YOUR TASK »
Reproduce the listing below word for word, with no pictures.

GIVEN DATA »
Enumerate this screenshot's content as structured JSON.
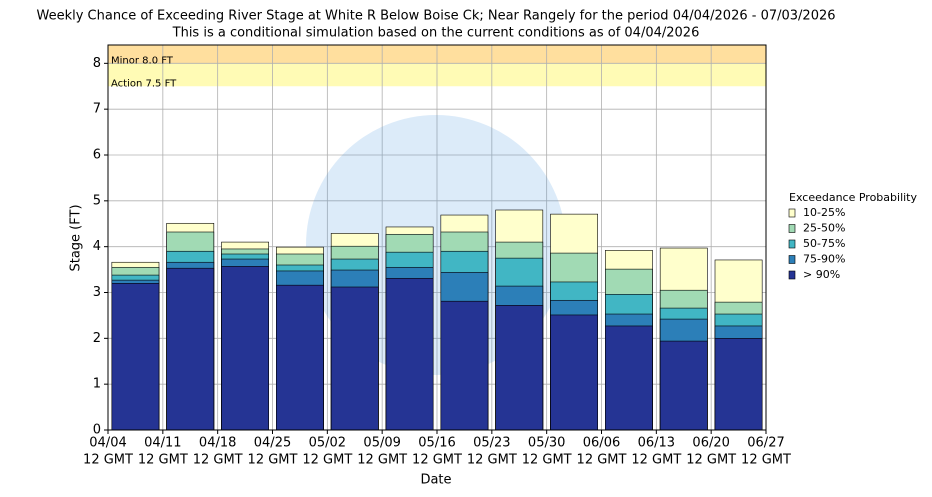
{
  "chart_data": {
    "type": "overlapping_bar",
    "title": "Weekly Chance of Exceeding River Stage at White R Below Boise Ck; Near Rangely for the period 04/04/2026 - 07/03/2026",
    "subtitle": "This is a conditional simulation based on the current conditions as of 04/04/2026",
    "x_label": "Date",
    "y_label": "Stage (FT)",
    "legend_title": "Exceedance Probability",
    "x_tick_labels": [
      [
        "04/04",
        "12 GMT"
      ],
      [
        "04/11",
        "12 GMT"
      ],
      [
        "04/18",
        "12 GMT"
      ],
      [
        "04/25",
        "12 GMT"
      ],
      [
        "05/02",
        "12 GMT"
      ],
      [
        "05/09",
        "12 GMT"
      ],
      [
        "05/16",
        "12 GMT"
      ],
      [
        "05/23",
        "12 GMT"
      ],
      [
        "05/30",
        "12 GMT"
      ],
      [
        "06/06",
        "12 GMT"
      ],
      [
        "06/13",
        "12 GMT"
      ],
      [
        "06/20",
        "12 GMT"
      ],
      [
        "06/27",
        "12 GMT"
      ]
    ],
    "ylim": [
      0,
      8.4
    ],
    "yticks": [
      0,
      1,
      2,
      3,
      4,
      5,
      6,
      7,
      8
    ],
    "grid": true,
    "thresholds": [
      {
        "label": "Minor 8.0 FT",
        "value": 8.0,
        "color": "#ffdf9e"
      },
      {
        "label": "Action 7.5 FT",
        "value": 7.5,
        "color": "#fffbb5"
      }
    ],
    "series": [
      {
        "name": "10-25%",
        "color": "#ffffcc",
        "values": [
          3.66,
          4.51,
          4.1,
          3.99,
          4.29,
          4.43,
          4.69,
          4.8,
          4.71,
          3.92,
          3.97,
          3.71
        ]
      },
      {
        "name": "25-50%",
        "color": "#a1dab4",
        "values": [
          3.55,
          4.32,
          3.95,
          3.84,
          4.01,
          4.27,
          4.32,
          4.1,
          3.86,
          3.51,
          3.05,
          2.79
        ]
      },
      {
        "name": "50-75%",
        "color": "#41b6c4",
        "values": [
          3.38,
          3.9,
          3.84,
          3.6,
          3.73,
          3.88,
          3.9,
          3.75,
          3.23,
          2.96,
          2.66,
          2.53
        ]
      },
      {
        "name": "75-90%",
        "color": "#2c7fb8",
        "values": [
          3.27,
          3.66,
          3.73,
          3.47,
          3.49,
          3.55,
          3.44,
          3.14,
          2.83,
          2.53,
          2.42,
          2.27
        ]
      },
      {
        "name": "> 90%",
        "color": "#253494",
        "values": [
          3.2,
          3.53,
          3.57,
          3.16,
          3.12,
          3.31,
          2.81,
          2.72,
          2.51,
          2.27,
          1.94,
          2.0
        ]
      }
    ]
  }
}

FULL SOLUTION »
Enumerate this screenshot's content as structured JSON.
{
  "chart_data": {
    "type": "overlapping_bar",
    "title": "Weekly Chance of Exceeding River Stage at White R Below Boise Ck; Near Rangely for the period 04/04/2026 - 07/03/2026",
    "subtitle": "This is a conditional simulation based on the current conditions as of 04/04/2026",
    "x_label": "Date",
    "y_label": "Stage (FT)",
    "legend_title": "Exceedance Probability",
    "x_tick_labels": [
      [
        "04/04",
        "12 GMT"
      ],
      [
        "04/11",
        "12 GMT"
      ],
      [
        "04/18",
        "12 GMT"
      ],
      [
        "04/25",
        "12 GMT"
      ],
      [
        "05/02",
        "12 GMT"
      ],
      [
        "05/09",
        "12 GMT"
      ],
      [
        "05/16",
        "12 GMT"
      ],
      [
        "05/23",
        "12 GMT"
      ],
      [
        "05/30",
        "12 GMT"
      ],
      [
        "06/06",
        "12 GMT"
      ],
      [
        "06/13",
        "12 GMT"
      ],
      [
        "06/20",
        "12 GMT"
      ],
      [
        "06/27",
        "12 GMT"
      ]
    ],
    "ylim": [
      0,
      8.4
    ],
    "yticks": [
      0,
      1,
      2,
      3,
      4,
      5,
      6,
      7,
      8
    ],
    "grid": true,
    "thresholds": [
      {
        "label": "Minor 8.0 FT",
        "value": 8.0,
        "color": "#ffdf9e"
      },
      {
        "label": "Action 7.5 FT",
        "value": 7.5,
        "color": "#fffbb5"
      }
    ],
    "series": [
      {
        "name": "10-25%",
        "color": "#ffffcc",
        "values": [
          3.66,
          4.51,
          4.1,
          3.99,
          4.29,
          4.43,
          4.69,
          4.8,
          4.71,
          3.92,
          3.97,
          3.71
        ]
      },
      {
        "name": "25-50%",
        "color": "#a1dab4",
        "values": [
          3.55,
          4.32,
          3.95,
          3.84,
          4.01,
          4.27,
          4.32,
          4.1,
          3.86,
          3.51,
          3.05,
          2.79
        ]
      },
      {
        "name": "50-75%",
        "color": "#41b6c4",
        "values": [
          3.38,
          3.9,
          3.84,
          3.6,
          3.73,
          3.88,
          3.9,
          3.75,
          3.23,
          2.96,
          2.66,
          2.53
        ]
      },
      {
        "name": "75-90%",
        "color": "#2c7fb8",
        "values": [
          3.27,
          3.66,
          3.73,
          3.47,
          3.49,
          3.55,
          3.44,
          3.14,
          2.83,
          2.53,
          2.42,
          2.27
        ]
      },
      {
        "name": "> 90%",
        "color": "#253494",
        "values": [
          3.2,
          3.53,
          3.57,
          3.16,
          3.12,
          3.31,
          2.81,
          2.72,
          2.51,
          2.27,
          1.94,
          2.0
        ]
      }
    ]
  }
}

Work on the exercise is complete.